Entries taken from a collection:
□ □ □

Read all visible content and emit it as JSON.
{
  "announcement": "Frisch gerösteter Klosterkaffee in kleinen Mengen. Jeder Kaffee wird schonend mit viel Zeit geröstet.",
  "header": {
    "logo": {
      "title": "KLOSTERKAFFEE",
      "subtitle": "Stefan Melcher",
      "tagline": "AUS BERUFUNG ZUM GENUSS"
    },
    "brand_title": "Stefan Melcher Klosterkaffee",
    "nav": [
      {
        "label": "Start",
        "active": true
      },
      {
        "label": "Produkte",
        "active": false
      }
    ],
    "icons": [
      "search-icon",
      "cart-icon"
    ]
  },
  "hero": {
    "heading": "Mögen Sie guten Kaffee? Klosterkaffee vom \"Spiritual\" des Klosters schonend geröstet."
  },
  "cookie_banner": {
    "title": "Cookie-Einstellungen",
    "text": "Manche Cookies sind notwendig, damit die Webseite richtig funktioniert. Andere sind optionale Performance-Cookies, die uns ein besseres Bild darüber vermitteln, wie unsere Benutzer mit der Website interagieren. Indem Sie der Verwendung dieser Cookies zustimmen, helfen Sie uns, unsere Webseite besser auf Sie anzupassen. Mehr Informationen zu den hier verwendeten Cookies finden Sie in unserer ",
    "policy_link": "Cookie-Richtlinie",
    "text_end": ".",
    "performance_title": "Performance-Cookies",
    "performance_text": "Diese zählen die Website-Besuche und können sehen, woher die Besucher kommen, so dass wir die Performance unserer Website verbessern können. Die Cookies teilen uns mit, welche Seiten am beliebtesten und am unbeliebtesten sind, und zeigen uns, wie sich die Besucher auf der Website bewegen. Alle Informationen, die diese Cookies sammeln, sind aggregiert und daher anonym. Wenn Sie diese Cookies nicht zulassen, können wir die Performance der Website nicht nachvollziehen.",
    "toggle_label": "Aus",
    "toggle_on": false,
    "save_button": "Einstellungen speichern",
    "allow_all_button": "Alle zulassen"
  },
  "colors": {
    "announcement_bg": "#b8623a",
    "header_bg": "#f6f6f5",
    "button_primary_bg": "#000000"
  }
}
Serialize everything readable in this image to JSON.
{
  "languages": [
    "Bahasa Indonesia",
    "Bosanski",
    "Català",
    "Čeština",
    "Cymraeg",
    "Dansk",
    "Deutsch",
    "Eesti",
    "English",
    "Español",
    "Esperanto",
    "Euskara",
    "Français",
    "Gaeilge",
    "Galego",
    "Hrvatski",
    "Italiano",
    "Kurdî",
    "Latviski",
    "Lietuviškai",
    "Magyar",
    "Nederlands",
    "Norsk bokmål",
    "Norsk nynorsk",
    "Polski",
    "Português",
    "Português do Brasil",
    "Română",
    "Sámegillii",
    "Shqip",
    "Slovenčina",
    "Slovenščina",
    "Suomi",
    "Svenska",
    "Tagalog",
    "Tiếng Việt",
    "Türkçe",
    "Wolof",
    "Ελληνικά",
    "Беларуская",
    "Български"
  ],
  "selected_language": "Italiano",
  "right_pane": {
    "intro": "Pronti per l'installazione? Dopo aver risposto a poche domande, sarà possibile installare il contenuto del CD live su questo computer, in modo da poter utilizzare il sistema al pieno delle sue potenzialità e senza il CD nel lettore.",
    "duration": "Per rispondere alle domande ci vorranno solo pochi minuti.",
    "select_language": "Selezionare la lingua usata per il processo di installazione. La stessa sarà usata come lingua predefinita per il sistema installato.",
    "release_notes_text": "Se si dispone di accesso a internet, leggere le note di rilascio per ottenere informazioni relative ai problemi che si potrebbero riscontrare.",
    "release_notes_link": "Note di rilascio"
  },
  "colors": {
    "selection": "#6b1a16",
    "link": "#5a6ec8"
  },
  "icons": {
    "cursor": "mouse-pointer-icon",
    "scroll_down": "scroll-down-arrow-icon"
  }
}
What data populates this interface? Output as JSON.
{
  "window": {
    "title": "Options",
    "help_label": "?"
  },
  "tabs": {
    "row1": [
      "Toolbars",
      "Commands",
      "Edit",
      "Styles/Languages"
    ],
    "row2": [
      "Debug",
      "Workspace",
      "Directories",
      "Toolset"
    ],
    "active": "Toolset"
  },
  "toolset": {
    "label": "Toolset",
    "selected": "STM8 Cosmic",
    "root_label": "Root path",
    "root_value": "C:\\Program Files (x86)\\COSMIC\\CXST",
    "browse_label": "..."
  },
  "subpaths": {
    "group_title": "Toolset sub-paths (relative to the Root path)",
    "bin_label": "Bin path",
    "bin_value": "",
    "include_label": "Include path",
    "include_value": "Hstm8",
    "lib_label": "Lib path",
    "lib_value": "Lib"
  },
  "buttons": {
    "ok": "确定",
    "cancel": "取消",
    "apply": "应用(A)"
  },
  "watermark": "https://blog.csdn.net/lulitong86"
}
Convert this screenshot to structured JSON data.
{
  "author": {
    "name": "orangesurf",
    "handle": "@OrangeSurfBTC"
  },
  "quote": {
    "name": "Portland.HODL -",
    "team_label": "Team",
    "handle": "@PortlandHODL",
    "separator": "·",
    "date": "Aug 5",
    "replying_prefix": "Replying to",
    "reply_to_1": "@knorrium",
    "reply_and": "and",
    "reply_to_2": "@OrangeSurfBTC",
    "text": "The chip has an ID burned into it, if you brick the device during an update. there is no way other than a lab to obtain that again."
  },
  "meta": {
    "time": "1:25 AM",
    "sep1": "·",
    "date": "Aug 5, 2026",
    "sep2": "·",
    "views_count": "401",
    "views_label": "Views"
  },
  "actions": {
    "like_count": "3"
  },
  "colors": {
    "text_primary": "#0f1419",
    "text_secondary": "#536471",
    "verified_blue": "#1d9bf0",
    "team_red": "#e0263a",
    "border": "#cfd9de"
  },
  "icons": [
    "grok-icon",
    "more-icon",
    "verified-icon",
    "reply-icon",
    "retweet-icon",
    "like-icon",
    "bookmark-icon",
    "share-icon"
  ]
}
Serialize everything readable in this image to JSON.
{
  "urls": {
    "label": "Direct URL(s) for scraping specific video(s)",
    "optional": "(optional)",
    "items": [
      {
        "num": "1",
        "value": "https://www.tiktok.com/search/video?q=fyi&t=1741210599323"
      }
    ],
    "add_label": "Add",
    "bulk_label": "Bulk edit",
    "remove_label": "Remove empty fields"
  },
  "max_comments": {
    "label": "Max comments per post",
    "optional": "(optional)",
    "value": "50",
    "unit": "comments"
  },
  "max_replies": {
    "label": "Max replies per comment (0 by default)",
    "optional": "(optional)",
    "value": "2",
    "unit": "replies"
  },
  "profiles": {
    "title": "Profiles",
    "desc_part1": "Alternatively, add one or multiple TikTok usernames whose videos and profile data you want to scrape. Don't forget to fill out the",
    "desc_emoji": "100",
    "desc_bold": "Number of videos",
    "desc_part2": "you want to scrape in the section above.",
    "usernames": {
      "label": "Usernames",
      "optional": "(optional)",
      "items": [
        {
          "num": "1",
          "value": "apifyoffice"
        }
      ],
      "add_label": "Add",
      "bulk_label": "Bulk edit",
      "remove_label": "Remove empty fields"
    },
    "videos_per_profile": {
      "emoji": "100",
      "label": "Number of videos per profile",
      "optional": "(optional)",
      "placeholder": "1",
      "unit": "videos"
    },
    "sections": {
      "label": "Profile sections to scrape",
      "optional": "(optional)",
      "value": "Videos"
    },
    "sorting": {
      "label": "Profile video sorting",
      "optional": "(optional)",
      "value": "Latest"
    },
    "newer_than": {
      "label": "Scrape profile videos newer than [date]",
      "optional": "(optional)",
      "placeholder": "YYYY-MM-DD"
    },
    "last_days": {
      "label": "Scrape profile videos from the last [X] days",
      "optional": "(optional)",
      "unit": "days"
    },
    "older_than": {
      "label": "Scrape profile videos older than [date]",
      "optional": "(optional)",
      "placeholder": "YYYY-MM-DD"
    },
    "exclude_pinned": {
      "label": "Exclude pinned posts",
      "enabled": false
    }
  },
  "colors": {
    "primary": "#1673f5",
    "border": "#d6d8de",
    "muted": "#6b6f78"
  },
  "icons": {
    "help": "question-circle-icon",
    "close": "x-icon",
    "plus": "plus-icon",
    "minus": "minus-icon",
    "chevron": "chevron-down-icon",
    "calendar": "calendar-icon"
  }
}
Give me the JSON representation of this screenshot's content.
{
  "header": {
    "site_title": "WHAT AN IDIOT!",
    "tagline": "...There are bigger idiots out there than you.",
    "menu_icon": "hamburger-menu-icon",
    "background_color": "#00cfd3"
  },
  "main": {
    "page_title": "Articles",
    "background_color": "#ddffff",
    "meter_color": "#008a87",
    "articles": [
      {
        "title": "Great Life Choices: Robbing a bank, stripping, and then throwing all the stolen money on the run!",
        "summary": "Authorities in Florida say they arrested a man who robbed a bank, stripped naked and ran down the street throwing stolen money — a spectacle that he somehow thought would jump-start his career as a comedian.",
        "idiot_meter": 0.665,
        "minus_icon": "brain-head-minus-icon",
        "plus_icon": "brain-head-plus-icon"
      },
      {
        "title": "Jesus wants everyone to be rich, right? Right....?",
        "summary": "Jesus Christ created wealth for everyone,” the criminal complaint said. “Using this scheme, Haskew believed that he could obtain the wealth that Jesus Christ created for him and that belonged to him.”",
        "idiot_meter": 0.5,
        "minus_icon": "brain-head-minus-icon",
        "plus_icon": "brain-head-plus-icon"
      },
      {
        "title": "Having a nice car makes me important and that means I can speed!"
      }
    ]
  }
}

□ □ □

Answer with one number: how many lines in the listing hold "Jesus".

2